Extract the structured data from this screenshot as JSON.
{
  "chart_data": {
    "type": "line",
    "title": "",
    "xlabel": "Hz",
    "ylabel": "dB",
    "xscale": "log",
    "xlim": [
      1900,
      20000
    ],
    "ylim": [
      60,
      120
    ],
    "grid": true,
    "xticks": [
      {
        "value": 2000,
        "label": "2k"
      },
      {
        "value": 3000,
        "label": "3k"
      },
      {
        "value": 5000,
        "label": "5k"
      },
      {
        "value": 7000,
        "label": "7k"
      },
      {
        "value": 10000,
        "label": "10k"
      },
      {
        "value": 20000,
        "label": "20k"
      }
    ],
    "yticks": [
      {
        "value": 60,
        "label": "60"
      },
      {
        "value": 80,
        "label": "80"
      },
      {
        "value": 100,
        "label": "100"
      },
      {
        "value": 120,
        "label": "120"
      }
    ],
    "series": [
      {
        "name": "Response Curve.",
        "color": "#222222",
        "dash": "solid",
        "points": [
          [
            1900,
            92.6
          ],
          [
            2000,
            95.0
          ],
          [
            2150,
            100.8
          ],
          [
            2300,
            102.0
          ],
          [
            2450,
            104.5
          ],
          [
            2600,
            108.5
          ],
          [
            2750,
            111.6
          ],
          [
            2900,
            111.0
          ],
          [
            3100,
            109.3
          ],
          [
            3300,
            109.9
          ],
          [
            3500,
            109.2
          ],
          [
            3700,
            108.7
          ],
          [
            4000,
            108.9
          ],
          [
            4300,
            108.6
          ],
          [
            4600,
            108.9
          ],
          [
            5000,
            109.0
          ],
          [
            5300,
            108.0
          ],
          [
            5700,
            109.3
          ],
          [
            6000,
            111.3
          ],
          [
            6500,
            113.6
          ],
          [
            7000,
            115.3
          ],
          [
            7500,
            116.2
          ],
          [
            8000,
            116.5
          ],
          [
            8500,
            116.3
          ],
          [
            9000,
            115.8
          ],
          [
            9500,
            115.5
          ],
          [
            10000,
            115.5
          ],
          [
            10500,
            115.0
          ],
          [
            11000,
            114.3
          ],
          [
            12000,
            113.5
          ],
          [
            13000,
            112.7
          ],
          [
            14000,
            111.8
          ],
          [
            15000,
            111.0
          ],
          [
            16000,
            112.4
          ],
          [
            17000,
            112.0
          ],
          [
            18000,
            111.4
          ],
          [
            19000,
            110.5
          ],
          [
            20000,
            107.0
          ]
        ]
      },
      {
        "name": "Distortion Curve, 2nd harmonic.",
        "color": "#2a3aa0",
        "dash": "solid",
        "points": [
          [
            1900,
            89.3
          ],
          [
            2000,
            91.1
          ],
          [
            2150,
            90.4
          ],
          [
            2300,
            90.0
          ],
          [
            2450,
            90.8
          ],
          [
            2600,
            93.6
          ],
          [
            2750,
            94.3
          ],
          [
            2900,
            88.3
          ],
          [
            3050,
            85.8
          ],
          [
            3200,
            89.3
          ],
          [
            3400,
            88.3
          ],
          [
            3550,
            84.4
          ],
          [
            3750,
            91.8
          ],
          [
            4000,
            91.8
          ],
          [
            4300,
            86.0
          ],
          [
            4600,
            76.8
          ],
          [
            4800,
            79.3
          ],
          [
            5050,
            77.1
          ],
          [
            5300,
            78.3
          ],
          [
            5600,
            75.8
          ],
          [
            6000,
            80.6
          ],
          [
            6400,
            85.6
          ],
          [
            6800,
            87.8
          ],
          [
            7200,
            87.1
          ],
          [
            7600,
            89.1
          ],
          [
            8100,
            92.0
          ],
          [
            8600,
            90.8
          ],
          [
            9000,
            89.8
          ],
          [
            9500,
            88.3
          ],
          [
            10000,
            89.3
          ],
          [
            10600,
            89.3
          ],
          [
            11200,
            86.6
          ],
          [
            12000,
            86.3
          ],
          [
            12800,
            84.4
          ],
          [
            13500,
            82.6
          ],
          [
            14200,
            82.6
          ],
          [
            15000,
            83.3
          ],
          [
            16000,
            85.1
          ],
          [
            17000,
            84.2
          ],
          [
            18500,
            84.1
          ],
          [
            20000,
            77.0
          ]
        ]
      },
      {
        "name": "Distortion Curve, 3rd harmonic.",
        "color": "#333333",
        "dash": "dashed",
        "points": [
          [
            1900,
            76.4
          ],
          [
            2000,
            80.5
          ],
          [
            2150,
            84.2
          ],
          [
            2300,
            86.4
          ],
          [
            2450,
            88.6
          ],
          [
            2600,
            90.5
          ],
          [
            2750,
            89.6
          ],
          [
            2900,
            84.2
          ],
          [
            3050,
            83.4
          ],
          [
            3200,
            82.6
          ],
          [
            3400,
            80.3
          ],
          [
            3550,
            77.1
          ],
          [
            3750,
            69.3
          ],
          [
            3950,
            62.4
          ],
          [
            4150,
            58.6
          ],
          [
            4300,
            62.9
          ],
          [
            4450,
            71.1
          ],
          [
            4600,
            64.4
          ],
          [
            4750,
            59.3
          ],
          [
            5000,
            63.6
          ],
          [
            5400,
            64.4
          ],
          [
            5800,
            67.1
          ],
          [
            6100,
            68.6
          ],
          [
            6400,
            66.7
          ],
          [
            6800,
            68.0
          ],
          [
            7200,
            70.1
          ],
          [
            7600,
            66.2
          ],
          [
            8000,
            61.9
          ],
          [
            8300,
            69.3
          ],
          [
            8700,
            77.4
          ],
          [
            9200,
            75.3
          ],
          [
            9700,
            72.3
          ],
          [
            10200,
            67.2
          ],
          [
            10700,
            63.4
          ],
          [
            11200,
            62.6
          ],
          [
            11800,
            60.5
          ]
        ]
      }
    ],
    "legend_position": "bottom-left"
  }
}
++++++++++
WHAT THIS TASK INVOLVES:
Scan the entries above. Copy each line that has the string "color".

ANSWER:
        "color": "#222222",
        "color": "#2a3aa0",
        "color": "#333333",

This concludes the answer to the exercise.